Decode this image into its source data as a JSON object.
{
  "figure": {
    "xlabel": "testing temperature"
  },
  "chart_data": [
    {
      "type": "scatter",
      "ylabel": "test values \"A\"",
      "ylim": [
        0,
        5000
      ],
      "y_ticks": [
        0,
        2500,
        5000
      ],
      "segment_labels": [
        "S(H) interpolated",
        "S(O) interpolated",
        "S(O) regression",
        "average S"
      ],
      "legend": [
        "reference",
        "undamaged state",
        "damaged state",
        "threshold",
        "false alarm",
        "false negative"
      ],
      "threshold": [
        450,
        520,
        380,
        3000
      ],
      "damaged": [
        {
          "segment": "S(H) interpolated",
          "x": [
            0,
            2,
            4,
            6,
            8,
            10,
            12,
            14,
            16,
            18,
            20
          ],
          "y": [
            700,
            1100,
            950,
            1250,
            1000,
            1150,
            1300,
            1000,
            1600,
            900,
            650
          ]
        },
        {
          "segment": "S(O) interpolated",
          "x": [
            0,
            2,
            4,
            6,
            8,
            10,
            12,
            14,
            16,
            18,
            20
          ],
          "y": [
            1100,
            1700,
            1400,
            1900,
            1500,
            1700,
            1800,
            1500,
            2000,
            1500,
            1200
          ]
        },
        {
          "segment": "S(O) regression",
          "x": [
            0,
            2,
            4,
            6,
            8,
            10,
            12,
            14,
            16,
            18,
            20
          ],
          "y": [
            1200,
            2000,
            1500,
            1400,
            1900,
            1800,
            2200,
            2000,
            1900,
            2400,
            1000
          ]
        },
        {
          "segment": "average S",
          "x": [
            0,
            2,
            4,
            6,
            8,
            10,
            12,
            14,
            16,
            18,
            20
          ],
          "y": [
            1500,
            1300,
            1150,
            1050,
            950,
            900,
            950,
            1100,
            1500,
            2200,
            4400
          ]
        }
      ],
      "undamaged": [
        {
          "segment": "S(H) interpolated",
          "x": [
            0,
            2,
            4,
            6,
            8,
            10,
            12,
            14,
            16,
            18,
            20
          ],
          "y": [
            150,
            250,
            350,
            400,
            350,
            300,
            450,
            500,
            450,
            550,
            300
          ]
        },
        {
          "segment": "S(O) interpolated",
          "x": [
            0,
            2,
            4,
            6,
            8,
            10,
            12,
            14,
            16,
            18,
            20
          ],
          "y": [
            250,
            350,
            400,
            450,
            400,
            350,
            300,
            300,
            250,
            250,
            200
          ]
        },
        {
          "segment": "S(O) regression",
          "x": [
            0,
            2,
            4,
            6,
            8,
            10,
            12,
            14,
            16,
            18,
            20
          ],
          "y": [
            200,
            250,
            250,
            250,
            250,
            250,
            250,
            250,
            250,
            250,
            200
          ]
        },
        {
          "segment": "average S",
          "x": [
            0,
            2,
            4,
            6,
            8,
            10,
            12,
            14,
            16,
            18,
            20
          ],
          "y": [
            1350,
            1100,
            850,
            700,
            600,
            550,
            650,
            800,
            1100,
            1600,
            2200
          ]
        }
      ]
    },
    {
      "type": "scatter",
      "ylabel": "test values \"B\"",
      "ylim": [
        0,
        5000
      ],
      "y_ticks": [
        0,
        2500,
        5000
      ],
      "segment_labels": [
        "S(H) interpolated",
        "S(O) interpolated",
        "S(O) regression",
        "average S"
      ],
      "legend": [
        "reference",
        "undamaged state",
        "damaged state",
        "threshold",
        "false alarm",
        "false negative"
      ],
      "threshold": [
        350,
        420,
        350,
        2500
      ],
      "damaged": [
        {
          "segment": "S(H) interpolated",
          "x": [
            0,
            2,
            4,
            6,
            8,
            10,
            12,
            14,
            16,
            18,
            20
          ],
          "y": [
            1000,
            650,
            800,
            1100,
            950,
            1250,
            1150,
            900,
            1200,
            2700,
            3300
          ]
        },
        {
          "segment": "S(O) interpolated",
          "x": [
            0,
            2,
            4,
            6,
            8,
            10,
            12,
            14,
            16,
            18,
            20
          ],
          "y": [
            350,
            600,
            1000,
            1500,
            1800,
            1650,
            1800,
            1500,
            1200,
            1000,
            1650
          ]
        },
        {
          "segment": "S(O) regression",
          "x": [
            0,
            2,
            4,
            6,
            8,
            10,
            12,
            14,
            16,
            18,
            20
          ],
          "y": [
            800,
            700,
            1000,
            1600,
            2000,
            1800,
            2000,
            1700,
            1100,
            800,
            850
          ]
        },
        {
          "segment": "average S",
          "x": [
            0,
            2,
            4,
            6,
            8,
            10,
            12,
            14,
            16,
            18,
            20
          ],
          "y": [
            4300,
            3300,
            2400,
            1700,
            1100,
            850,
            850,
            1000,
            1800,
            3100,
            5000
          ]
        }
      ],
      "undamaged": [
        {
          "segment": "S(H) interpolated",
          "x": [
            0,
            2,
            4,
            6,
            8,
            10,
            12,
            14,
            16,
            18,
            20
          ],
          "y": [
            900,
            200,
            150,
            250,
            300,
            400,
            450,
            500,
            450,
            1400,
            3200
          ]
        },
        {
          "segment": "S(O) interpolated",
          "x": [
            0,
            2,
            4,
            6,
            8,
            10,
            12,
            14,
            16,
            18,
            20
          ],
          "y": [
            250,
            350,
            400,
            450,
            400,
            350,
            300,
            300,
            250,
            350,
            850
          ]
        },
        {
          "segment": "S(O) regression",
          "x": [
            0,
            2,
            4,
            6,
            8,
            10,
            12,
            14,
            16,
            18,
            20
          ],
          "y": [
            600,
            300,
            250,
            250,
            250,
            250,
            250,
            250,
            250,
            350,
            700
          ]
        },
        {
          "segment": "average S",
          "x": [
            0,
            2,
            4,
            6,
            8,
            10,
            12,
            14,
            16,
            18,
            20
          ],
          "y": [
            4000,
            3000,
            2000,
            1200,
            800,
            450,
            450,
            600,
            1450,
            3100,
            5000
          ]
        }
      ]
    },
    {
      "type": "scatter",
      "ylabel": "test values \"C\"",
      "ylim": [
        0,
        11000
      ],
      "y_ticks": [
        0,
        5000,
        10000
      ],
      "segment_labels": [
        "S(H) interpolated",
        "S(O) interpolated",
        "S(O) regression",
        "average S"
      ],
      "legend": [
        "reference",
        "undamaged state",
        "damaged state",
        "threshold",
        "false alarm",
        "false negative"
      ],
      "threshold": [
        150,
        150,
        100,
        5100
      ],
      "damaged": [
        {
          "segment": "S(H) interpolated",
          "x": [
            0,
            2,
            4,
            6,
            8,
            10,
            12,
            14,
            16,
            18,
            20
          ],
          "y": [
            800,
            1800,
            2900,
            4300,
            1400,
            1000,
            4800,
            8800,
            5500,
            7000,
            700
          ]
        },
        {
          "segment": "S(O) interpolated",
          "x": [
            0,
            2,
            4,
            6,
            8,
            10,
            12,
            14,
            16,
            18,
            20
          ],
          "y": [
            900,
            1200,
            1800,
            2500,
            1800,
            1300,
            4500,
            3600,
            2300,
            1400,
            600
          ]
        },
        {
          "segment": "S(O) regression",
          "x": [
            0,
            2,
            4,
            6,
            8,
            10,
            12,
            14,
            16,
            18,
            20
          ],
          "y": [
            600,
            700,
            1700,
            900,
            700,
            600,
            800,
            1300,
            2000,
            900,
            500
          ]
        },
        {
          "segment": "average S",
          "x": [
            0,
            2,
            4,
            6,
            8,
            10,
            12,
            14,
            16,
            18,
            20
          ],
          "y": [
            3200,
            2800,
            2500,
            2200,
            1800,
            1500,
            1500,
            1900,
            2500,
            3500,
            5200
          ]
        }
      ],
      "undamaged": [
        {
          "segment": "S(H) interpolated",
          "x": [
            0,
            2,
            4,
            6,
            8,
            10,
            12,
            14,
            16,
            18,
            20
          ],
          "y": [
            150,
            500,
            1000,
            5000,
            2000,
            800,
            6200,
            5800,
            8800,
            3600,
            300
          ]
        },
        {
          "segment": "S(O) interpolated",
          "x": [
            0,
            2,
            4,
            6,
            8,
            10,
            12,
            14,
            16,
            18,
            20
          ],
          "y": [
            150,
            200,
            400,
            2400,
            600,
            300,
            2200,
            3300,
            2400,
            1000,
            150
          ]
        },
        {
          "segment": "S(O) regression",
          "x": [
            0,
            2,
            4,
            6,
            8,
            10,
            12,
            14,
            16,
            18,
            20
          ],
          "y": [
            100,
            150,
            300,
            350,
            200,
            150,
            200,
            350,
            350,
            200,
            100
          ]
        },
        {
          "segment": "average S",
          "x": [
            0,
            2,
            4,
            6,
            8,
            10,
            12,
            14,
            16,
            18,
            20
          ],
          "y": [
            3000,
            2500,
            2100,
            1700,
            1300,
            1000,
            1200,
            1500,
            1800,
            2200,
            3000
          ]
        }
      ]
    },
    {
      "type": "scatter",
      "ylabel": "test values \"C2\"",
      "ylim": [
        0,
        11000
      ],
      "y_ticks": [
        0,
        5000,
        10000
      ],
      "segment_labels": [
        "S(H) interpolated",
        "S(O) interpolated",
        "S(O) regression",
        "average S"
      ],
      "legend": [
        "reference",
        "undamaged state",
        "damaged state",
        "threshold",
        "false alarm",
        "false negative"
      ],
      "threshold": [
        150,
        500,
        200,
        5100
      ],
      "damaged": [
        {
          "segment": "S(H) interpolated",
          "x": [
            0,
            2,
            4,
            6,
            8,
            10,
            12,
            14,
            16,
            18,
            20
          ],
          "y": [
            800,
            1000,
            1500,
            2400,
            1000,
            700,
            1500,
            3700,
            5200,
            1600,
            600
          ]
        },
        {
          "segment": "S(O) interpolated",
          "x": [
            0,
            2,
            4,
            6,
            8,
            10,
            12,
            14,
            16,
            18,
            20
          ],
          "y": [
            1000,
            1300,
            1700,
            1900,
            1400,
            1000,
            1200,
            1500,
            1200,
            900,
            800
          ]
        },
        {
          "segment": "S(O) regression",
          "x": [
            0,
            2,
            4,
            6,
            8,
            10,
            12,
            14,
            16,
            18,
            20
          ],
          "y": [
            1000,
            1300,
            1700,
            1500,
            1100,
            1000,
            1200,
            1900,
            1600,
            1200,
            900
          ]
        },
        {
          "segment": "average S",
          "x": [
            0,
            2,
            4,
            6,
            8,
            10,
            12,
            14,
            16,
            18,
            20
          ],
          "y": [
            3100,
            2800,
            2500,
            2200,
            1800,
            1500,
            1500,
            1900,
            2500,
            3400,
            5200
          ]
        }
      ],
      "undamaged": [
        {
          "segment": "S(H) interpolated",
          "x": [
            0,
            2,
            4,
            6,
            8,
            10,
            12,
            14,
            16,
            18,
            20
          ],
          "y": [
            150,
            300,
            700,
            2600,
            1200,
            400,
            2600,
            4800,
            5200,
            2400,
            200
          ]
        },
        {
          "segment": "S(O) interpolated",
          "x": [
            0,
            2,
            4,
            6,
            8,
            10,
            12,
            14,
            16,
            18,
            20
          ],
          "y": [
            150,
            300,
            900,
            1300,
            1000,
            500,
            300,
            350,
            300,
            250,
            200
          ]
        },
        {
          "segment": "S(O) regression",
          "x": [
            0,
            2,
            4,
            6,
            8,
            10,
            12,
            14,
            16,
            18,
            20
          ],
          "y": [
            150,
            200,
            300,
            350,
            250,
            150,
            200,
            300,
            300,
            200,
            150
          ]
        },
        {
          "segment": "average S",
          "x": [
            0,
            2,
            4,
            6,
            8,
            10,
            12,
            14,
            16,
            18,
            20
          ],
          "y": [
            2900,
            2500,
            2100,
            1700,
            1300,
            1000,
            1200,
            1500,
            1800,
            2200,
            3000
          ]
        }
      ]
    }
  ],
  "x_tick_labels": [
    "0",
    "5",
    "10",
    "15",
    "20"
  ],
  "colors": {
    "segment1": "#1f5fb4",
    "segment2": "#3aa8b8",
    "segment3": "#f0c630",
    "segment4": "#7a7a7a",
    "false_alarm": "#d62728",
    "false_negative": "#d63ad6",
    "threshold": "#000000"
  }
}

####################

** What to work on **
Filter the records above and return every line that holds the word "values".

** Exercise answer **
      "ylabel": "test values \"A\"",
      "ylabel": "test values \"B\"",
      "ylabel": "test values \"C\"",
      "ylabel": "test values \"C2\"",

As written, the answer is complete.